Request. Render every entry exactly as it appears.

Data lines.
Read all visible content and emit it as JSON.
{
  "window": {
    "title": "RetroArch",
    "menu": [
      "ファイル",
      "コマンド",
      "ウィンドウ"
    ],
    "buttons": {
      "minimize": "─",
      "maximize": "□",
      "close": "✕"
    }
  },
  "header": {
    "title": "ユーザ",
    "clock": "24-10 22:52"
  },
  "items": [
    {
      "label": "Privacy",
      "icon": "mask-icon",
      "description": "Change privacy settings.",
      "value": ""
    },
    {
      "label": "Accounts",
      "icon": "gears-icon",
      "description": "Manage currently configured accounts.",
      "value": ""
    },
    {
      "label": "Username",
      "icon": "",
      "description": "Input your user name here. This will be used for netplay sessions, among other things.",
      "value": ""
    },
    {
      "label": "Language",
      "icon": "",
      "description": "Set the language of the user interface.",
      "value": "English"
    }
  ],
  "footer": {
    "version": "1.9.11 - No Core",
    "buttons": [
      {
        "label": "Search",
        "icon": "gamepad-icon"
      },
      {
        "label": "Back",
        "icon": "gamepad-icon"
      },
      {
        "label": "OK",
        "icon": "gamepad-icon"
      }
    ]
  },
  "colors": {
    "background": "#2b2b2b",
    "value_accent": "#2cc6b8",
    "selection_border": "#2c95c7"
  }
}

Written answer.
Read all visible content and emit it as JSON.
{
  "window": {
    "title": "RetroArch",
    "menu": [
      "ファイル",
      "コマンド",
      "ウィンドウ"
    ],
    "buttons": {
      "minimize": "─",
      "maximize": "□",
      "close": "✕"
    }
  },
  "header": {
    "title": "ユーザ",
    "clock": "24-10 22:52"
  },
  "items": [
    {
      "label": "Privacy",
      "icon": "mask-icon",
      "description": "Change privacy settings.",
      "value": ""
    },
    {
      "label": "Accounts",
      "icon": "gears-icon",
      "description": "Manage currently configured accounts.",
      "value": ""
    },
    {
      "label": "Username",
      "icon": "",
      "description": "Input your user name here. This will be used for netplay sessions, among other things.",
      "value": ""
    },
    {
      "label": "Language",
      "icon": "",
      "description": "Set the language of the user interface.",
      "value": "English"
    }
  ],
  "footer": {
    "version": "1.9.11 - No Core",
    "buttons": [
      {
        "label": "Search",
        "icon": "gamepad-icon"
      },
      {
        "label": "Back",
        "icon": "gamepad-icon"
      },
      {
        "label": "OK",
        "icon": "gamepad-icon"
      }
    ]
  },
  "colors": {
    "background": "#2b2b2b",
    "value_accent": "#2cc6b8",
    "selection_border": "#2c95c7"
  }
}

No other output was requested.